Task objective
Where a line in the listing contains the string "lesson", copy that line out.

Collected data entries
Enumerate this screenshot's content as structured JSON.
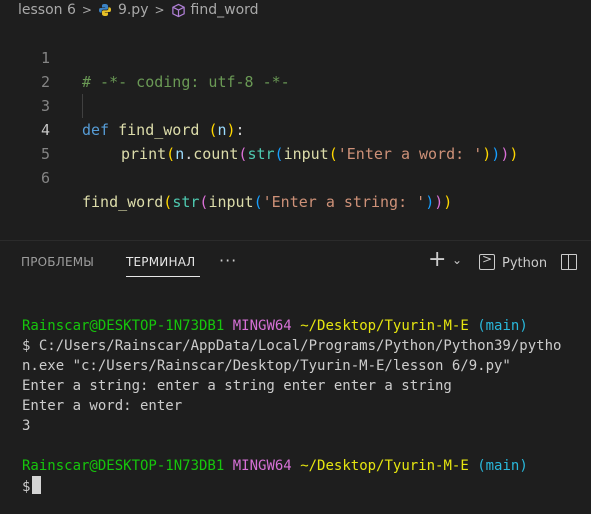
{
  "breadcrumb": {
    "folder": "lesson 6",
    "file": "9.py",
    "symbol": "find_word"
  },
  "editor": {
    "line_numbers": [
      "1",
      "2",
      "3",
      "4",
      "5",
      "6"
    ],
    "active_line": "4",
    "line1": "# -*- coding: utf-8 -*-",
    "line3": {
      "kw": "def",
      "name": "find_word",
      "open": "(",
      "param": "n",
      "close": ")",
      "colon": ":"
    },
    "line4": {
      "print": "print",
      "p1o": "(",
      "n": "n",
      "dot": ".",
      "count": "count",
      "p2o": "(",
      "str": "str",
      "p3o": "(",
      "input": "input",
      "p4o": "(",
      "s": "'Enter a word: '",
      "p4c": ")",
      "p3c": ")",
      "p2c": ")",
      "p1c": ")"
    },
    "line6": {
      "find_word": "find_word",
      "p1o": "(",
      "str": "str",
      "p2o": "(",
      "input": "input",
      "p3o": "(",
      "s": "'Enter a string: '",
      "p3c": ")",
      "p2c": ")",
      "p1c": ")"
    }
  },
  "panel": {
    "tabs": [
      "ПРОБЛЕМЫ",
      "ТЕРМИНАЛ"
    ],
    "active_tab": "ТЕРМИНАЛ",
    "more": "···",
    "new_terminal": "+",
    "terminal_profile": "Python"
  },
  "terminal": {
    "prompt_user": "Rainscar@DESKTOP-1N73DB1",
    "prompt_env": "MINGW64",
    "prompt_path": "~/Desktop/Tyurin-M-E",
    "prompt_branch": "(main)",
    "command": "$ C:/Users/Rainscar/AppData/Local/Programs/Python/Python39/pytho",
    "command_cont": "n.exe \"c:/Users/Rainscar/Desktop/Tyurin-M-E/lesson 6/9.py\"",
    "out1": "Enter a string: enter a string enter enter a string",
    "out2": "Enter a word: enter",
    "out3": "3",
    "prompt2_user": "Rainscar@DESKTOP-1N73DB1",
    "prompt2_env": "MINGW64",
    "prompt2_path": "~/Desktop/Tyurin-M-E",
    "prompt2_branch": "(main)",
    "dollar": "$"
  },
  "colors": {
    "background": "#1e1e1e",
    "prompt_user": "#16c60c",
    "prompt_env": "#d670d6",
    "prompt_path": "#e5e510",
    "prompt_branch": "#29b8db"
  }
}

* * *

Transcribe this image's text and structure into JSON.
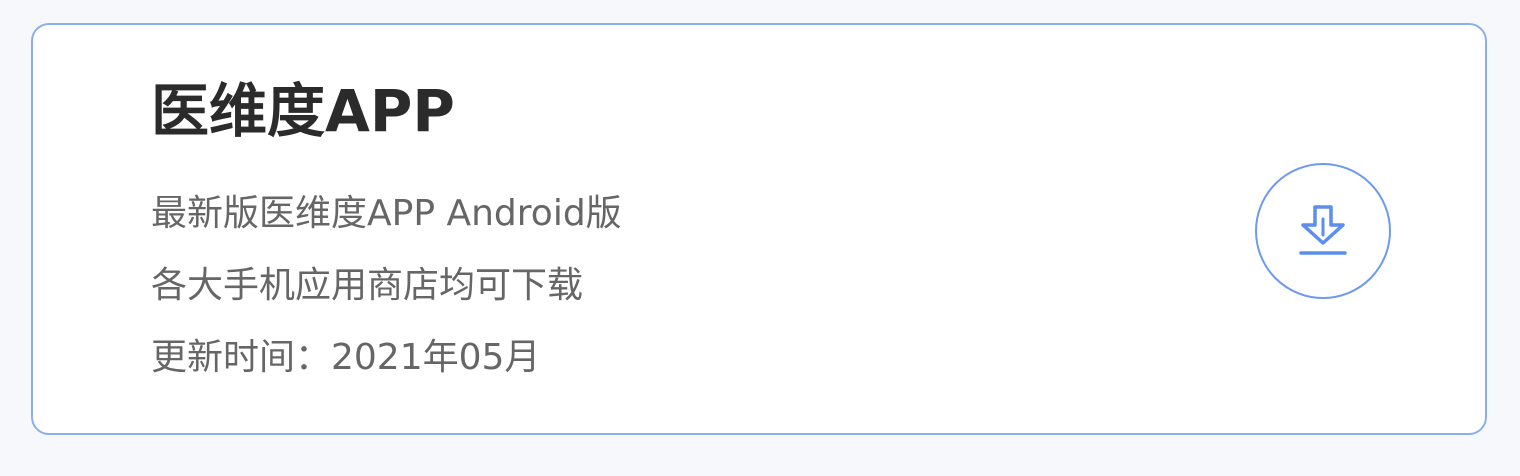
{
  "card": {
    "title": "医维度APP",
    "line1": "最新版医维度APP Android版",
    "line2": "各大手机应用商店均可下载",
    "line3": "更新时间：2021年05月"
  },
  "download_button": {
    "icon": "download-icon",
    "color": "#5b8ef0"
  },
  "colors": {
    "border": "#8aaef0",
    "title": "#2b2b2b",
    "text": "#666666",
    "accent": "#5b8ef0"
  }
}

Finished task
    "folder": "lesson 6",
    "command_cont": "n.exe \"c:/Users/Rainscar/Desktop/Tyurin-M-E/lesson 6/9.py\"",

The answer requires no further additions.